▶ _What to produce_:
Return every line below as is, leaving out the pictures.

[Data records]
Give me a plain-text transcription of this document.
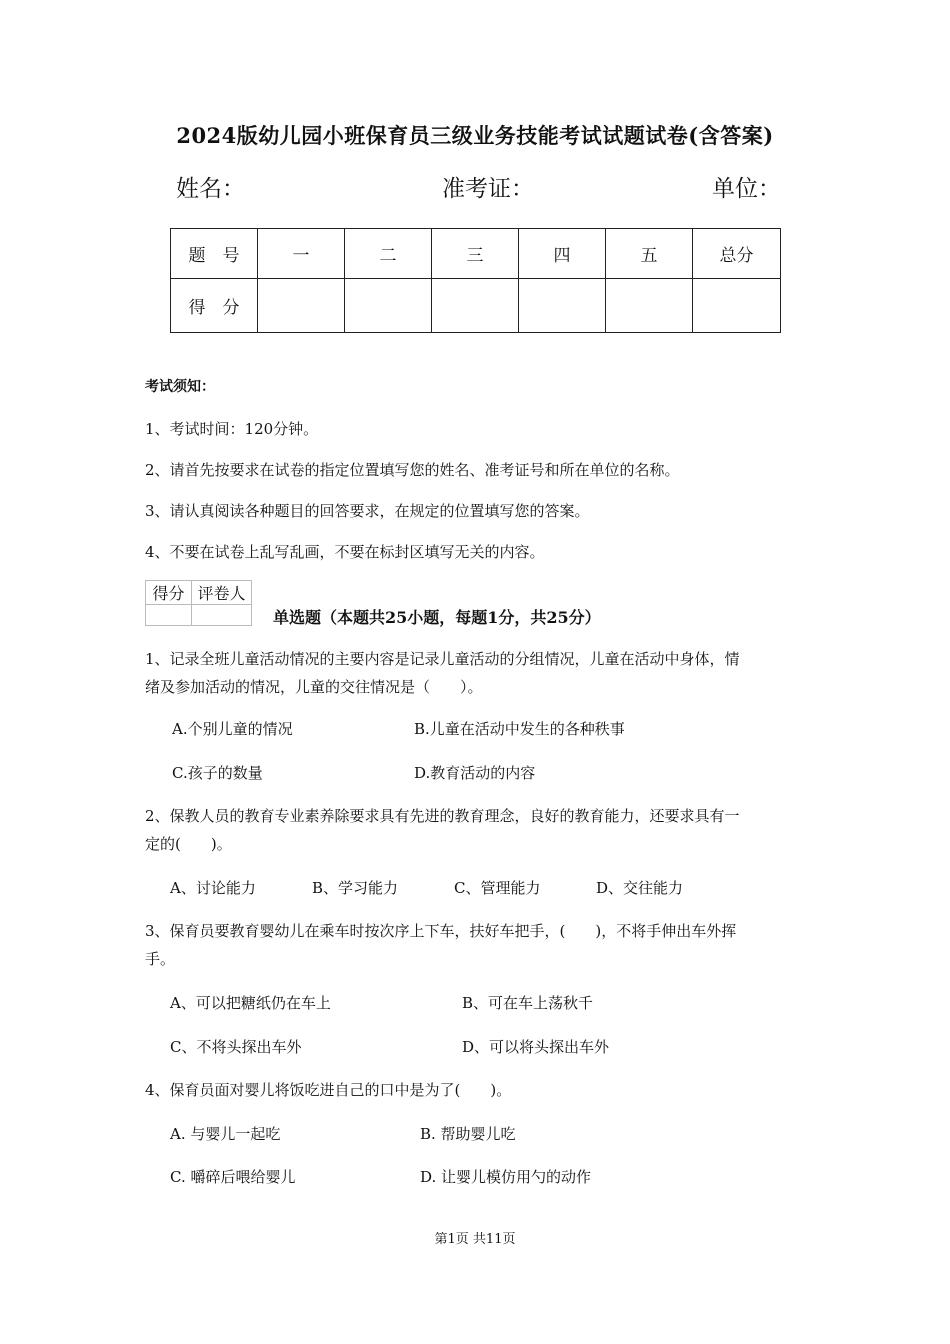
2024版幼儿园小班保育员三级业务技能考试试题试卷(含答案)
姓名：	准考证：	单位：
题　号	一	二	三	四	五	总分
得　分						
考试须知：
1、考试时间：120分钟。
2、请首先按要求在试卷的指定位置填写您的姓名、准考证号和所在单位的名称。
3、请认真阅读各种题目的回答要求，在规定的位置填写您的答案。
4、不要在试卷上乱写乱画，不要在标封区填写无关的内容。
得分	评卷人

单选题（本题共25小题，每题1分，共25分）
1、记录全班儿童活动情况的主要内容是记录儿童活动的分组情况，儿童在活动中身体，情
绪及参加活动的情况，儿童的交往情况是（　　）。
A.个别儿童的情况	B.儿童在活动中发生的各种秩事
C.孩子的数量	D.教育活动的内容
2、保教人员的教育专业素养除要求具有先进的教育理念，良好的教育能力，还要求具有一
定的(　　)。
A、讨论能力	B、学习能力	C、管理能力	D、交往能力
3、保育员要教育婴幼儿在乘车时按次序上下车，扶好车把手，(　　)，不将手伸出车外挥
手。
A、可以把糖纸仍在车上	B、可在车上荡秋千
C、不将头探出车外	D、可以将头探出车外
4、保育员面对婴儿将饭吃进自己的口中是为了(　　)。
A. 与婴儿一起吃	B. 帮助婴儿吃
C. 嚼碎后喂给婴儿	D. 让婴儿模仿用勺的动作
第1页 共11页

▶ _Reply_:
Give me a plain-text transcription of this document.
2024版幼儿园小班保育员三级业务技能考试试题试卷(含答案)
姓名：	准考证：	单位：
题　号	一	二	三	四	五	总分
得　分						
考试须知：
1、考试时间：120分钟。
2、请首先按要求在试卷的指定位置填写您的姓名、准考证号和所在单位的名称。
3、请认真阅读各种题目的回答要求，在规定的位置填写您的答案。
4、不要在试卷上乱写乱画，不要在标封区填写无关的内容。
得分	评卷人

单选题（本题共25小题，每题1分，共25分）
1、记录全班儿童活动情况的主要内容是记录儿童活动的分组情况，儿童在活动中身体，情
绪及参加活动的情况，儿童的交往情况是（　　）。
A.个别儿童的情况	B.儿童在活动中发生的各种秩事
C.孩子的数量	D.教育活动的内容
2、保教人员的教育专业素养除要求具有先进的教育理念，良好的教育能力，还要求具有一
定的(　　)。
A、讨论能力	B、学习能力	C、管理能力	D、交往能力
3、保育员要教育婴幼儿在乘车时按次序上下车，扶好车把手，(　　)，不将手伸出车外挥
手。
A、可以把糖纸仍在车上	B、可在车上荡秋千
C、不将头探出车外	D、可以将头探出车外
4、保育员面对婴儿将饭吃进自己的口中是为了(　　)。
A. 与婴儿一起吃	B. 帮助婴儿吃
C. 嚼碎后喂给婴儿	D. 让婴儿模仿用勺的动作
第1页 共11页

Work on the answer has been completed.